* Problem details:
Look through the material below for "Generated". Copy every line that contains it.

[Some records]
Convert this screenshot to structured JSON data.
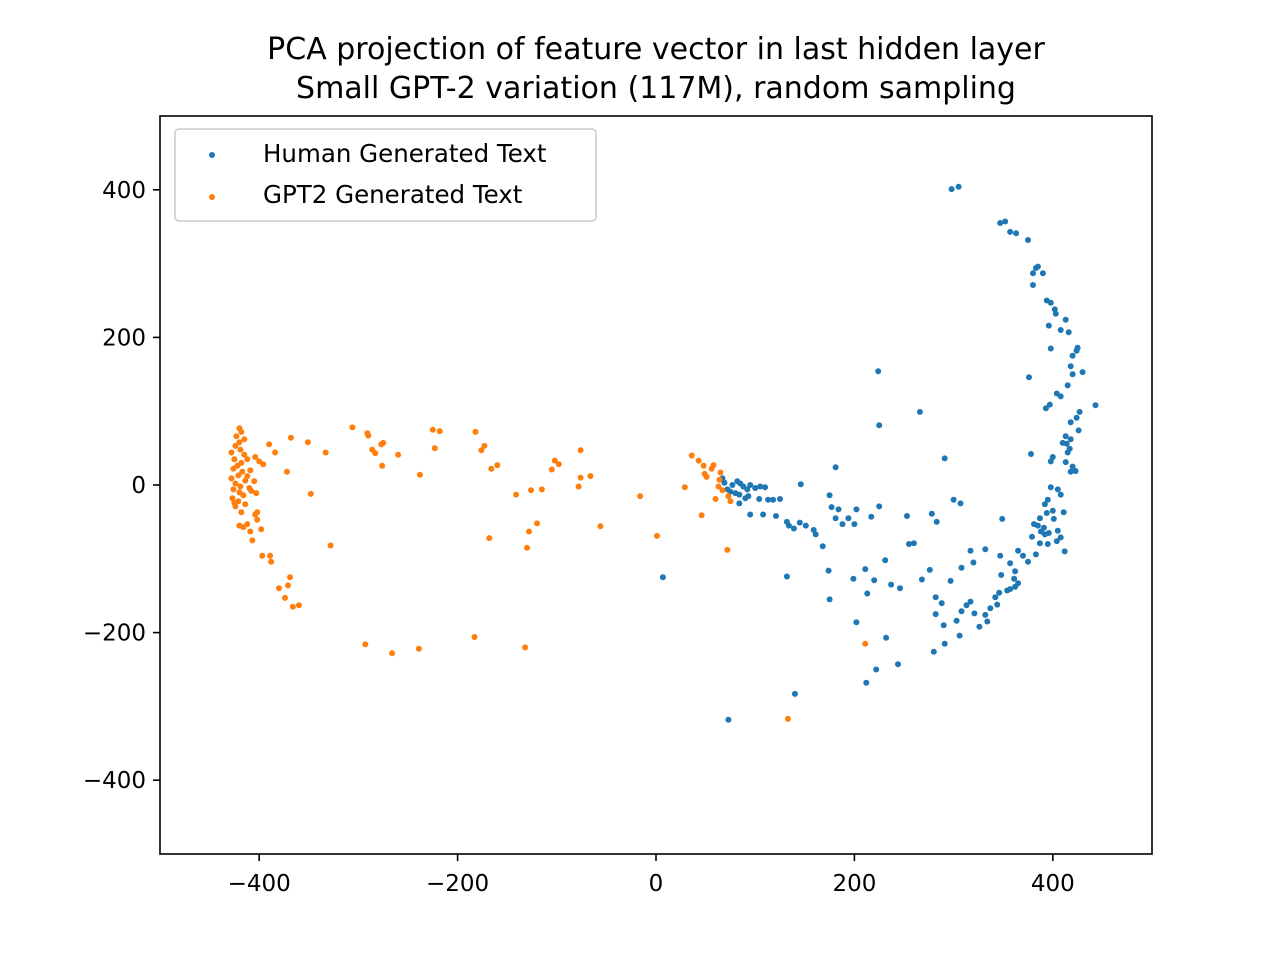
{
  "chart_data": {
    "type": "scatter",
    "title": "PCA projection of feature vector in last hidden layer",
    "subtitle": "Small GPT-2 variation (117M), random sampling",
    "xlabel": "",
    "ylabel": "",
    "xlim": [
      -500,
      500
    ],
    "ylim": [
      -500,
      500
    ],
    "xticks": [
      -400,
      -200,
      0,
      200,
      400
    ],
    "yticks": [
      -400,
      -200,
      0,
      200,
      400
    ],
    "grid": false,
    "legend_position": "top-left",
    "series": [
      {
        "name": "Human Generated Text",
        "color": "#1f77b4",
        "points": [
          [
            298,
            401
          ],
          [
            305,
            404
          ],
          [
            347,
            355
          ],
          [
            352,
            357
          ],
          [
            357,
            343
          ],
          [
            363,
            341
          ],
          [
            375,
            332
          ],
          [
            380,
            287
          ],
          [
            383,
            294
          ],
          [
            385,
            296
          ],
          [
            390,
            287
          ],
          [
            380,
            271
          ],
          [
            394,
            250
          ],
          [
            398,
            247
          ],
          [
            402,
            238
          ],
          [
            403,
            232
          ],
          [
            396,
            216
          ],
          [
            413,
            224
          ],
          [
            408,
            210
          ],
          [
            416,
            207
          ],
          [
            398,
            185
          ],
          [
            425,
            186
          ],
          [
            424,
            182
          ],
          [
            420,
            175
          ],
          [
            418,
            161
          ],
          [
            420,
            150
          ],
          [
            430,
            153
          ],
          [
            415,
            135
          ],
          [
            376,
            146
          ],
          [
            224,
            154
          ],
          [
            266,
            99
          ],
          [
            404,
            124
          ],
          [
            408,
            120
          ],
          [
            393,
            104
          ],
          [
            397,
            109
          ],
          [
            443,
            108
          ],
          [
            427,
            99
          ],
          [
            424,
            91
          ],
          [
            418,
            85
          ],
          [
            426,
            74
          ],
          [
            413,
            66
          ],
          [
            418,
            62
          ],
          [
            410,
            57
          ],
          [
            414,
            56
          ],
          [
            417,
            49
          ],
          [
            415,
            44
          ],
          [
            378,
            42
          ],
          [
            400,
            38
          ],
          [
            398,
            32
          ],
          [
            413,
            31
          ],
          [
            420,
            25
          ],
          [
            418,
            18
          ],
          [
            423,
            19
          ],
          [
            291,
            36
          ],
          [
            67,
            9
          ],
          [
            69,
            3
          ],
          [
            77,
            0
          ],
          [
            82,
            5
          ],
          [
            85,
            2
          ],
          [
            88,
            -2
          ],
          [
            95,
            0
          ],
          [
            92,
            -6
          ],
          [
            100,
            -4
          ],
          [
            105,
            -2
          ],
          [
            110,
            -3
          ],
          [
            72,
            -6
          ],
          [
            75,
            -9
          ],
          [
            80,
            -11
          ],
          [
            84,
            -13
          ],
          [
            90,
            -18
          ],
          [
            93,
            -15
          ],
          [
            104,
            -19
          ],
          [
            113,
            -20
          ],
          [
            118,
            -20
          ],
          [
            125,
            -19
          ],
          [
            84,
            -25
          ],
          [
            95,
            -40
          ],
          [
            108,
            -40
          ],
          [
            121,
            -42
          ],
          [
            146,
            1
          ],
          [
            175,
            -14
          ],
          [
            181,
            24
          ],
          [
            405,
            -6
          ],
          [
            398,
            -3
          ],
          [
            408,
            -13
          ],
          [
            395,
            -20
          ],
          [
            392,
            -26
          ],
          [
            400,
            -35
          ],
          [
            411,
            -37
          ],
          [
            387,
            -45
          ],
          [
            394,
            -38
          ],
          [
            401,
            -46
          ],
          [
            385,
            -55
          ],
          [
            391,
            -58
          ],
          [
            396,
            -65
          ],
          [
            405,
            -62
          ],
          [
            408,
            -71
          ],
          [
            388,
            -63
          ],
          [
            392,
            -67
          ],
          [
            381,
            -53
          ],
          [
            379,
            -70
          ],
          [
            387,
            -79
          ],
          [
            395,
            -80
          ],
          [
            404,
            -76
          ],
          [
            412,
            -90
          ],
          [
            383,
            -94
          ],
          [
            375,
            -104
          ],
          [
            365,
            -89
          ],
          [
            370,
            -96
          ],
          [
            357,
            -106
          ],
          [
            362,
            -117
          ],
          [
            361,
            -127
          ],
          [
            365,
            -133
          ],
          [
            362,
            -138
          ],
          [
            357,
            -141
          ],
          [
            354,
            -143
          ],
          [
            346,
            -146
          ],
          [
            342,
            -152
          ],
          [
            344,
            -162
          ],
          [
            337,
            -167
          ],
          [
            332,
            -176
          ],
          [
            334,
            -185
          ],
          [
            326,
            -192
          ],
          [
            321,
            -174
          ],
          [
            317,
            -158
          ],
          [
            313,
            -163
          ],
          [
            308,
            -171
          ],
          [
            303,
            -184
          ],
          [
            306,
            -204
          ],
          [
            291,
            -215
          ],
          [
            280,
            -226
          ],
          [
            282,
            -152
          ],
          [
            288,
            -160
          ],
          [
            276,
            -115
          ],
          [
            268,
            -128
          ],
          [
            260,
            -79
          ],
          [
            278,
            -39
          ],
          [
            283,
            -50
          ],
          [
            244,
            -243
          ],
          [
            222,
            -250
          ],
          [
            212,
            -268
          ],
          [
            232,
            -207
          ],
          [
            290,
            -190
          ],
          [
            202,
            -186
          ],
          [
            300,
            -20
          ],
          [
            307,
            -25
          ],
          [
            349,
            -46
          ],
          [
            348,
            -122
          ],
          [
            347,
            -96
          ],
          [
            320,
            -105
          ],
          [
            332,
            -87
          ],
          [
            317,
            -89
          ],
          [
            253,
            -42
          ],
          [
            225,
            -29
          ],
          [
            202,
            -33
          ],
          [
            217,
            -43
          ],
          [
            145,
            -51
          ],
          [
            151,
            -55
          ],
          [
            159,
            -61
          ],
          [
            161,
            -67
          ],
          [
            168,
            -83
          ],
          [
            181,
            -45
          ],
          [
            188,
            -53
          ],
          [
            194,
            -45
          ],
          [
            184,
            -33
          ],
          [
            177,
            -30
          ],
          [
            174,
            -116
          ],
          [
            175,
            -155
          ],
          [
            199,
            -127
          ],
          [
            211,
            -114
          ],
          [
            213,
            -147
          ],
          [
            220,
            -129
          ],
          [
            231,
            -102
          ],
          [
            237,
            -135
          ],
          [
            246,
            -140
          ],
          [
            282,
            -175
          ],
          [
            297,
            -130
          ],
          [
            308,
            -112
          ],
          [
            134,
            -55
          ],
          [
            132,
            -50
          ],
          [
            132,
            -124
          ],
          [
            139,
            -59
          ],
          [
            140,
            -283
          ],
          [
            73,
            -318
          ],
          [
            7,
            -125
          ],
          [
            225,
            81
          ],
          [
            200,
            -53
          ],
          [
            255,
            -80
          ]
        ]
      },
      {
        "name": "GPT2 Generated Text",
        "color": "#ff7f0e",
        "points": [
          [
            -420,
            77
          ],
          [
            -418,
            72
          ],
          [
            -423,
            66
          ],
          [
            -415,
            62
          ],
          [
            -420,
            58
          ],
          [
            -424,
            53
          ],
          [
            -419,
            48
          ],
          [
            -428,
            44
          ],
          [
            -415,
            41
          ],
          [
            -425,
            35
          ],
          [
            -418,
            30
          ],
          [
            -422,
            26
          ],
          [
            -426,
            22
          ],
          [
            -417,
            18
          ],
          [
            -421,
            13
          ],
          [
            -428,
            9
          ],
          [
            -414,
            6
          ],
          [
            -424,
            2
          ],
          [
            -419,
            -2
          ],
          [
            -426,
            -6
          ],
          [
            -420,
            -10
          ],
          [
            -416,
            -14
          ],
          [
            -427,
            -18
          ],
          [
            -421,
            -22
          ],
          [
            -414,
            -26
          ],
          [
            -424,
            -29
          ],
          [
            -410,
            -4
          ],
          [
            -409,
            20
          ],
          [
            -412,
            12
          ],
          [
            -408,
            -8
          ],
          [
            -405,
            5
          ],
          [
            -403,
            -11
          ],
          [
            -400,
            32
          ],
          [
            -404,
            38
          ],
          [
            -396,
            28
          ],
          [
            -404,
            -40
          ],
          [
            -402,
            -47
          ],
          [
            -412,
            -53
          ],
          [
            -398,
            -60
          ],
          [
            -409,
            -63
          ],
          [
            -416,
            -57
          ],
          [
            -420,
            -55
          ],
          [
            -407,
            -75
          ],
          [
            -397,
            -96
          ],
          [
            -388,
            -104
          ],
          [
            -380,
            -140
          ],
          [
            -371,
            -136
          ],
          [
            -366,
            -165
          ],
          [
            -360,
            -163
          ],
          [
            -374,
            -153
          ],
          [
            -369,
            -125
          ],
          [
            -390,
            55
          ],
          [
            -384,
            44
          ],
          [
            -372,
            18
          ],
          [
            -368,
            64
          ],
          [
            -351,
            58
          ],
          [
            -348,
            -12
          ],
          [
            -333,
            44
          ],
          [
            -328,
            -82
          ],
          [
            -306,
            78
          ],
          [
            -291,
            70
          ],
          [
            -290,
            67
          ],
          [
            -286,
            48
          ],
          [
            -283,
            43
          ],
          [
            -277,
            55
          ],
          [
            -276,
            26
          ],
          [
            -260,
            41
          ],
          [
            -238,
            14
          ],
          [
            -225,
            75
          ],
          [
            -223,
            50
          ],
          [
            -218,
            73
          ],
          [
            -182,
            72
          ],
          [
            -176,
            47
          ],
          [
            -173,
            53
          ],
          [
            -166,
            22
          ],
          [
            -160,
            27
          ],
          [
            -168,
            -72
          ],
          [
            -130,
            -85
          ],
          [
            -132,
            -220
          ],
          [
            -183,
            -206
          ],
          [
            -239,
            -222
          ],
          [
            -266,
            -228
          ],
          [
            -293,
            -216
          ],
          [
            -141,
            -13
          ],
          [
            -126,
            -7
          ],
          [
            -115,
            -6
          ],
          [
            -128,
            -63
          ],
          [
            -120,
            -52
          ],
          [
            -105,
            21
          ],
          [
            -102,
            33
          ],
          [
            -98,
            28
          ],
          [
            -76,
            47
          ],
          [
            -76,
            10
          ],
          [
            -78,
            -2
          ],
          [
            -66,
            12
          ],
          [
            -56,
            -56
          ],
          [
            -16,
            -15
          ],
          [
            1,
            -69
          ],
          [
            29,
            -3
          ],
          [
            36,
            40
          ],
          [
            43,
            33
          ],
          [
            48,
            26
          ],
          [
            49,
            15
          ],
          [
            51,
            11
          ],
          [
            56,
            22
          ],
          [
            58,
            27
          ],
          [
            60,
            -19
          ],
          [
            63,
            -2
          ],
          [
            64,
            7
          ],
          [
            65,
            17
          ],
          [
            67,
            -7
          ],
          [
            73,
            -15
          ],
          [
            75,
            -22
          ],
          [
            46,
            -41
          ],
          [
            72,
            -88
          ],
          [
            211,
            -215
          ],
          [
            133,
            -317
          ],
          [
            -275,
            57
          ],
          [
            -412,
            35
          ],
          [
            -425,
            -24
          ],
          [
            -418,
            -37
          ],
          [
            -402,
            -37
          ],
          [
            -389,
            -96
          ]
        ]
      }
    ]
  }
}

...

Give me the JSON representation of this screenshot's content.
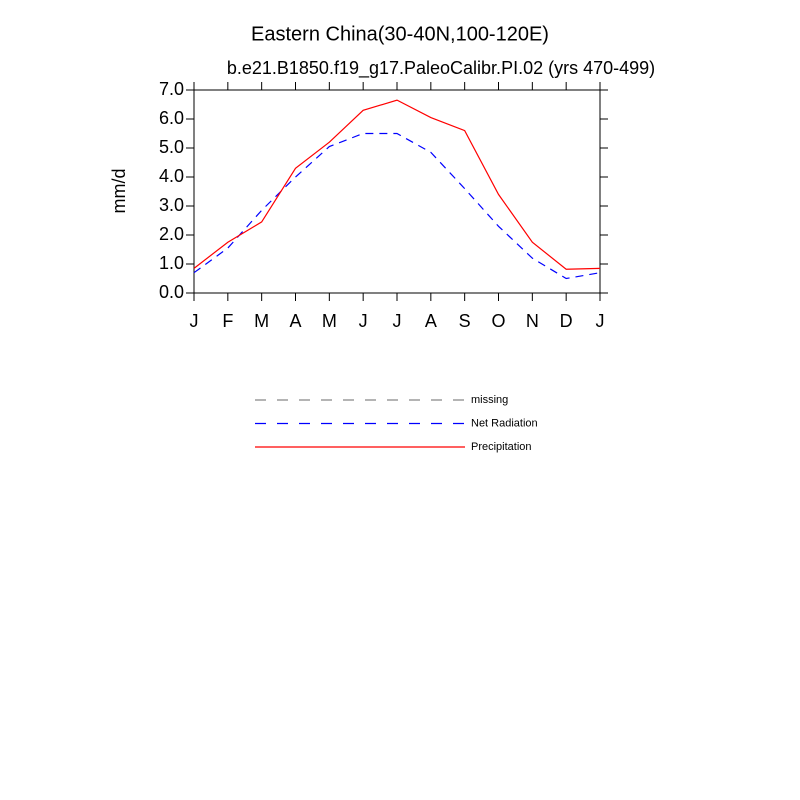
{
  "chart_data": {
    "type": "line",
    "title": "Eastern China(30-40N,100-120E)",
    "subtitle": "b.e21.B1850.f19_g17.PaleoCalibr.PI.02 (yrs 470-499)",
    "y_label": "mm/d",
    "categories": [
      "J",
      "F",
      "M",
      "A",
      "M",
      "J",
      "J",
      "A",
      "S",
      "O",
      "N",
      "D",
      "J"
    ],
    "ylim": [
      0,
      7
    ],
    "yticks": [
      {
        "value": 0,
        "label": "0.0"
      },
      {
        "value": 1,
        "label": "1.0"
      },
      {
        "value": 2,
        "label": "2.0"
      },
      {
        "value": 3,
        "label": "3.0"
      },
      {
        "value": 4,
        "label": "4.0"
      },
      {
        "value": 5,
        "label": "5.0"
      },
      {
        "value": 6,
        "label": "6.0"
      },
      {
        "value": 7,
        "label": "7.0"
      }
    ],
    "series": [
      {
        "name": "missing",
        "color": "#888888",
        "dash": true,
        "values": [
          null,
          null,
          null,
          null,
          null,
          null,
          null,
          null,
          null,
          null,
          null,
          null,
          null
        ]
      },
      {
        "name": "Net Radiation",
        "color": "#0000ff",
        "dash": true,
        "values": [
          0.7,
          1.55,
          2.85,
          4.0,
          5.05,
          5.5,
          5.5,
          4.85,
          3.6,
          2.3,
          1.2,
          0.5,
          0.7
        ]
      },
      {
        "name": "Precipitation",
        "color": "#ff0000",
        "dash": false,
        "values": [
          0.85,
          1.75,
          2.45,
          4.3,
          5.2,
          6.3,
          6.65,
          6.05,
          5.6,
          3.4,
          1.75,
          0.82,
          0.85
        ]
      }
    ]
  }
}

---

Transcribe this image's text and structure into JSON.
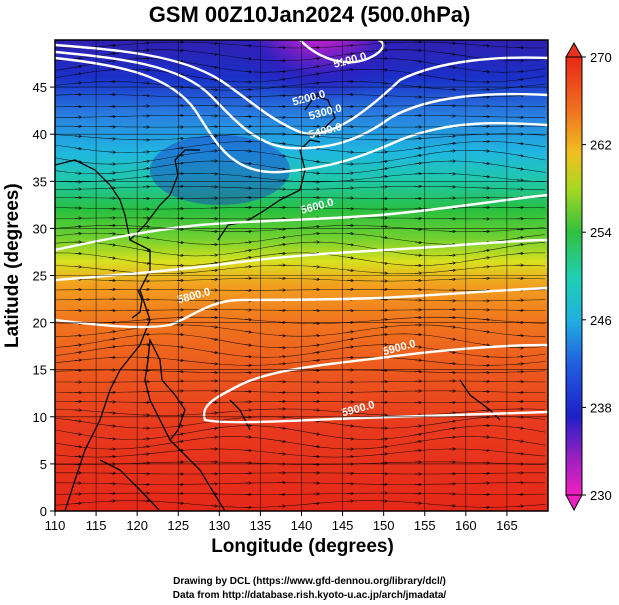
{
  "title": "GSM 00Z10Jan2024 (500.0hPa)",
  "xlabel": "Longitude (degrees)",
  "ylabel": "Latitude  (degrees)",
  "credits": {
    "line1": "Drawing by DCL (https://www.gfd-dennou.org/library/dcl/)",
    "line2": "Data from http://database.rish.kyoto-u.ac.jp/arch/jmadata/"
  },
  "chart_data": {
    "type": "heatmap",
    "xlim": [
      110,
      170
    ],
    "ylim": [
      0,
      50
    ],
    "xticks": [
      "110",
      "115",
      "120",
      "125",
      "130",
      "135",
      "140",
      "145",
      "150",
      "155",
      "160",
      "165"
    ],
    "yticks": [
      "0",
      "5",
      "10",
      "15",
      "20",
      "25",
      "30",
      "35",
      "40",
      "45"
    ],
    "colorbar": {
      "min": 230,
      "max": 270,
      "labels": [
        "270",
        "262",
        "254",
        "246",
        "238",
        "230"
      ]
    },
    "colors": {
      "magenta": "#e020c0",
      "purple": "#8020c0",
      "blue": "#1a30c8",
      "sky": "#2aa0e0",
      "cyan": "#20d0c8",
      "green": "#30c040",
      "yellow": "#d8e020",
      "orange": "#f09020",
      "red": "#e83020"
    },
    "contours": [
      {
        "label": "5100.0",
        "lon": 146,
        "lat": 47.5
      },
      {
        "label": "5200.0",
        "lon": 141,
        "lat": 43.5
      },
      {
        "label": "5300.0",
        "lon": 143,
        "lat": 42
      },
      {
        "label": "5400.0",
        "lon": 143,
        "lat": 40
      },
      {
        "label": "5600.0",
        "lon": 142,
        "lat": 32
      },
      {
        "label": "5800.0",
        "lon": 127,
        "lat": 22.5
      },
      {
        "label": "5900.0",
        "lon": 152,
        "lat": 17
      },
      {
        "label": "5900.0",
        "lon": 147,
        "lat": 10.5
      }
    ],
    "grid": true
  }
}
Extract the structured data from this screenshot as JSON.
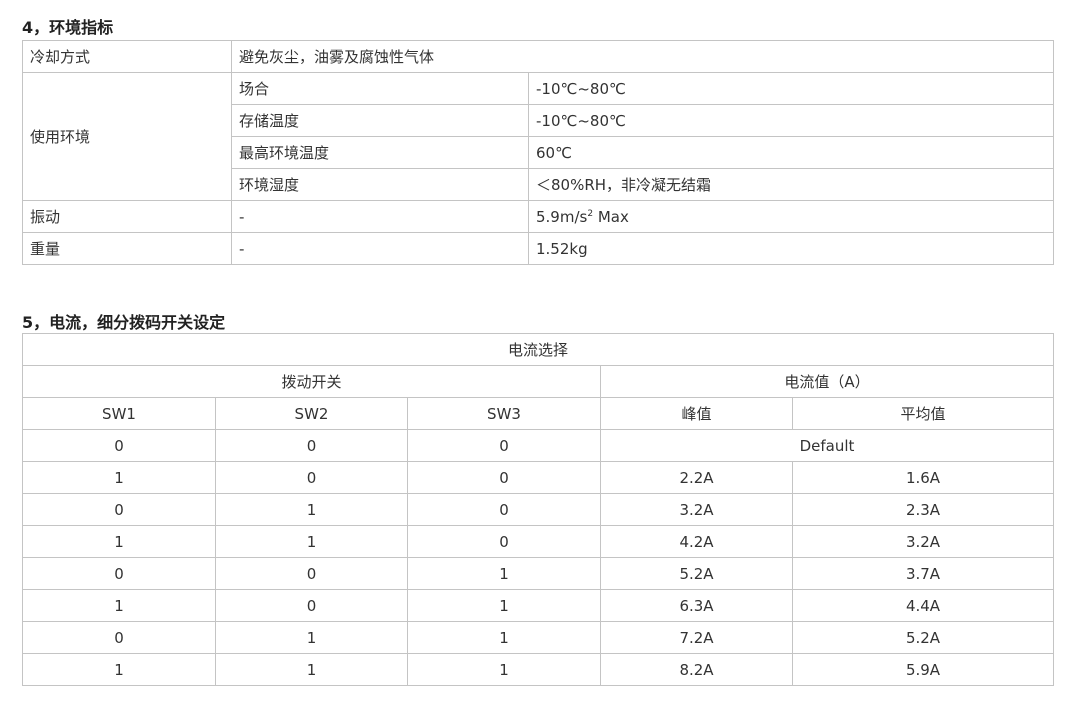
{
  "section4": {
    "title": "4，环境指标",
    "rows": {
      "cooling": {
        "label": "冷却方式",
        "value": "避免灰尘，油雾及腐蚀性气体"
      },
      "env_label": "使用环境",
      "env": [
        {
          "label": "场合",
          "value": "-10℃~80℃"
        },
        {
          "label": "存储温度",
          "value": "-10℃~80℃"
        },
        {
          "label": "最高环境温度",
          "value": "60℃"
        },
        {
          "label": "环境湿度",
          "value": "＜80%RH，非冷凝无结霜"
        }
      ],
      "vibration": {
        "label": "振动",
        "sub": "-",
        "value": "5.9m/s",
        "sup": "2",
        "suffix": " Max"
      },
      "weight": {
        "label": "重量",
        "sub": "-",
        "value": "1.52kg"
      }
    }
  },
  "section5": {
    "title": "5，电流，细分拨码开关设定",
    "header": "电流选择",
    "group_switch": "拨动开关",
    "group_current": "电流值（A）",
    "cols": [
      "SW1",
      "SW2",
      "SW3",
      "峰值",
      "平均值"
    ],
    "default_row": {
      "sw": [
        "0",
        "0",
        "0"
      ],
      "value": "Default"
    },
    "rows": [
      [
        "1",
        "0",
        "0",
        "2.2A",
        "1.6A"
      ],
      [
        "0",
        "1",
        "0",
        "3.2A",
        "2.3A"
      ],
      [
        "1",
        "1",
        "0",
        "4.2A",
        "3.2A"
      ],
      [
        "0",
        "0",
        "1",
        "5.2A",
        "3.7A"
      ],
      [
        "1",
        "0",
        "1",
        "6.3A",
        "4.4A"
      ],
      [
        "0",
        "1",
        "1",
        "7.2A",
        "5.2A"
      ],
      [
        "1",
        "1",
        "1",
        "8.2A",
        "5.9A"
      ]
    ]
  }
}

* Complete output:
        "name": "Human Generated Text",
        "name": "GPT2 Generated Text",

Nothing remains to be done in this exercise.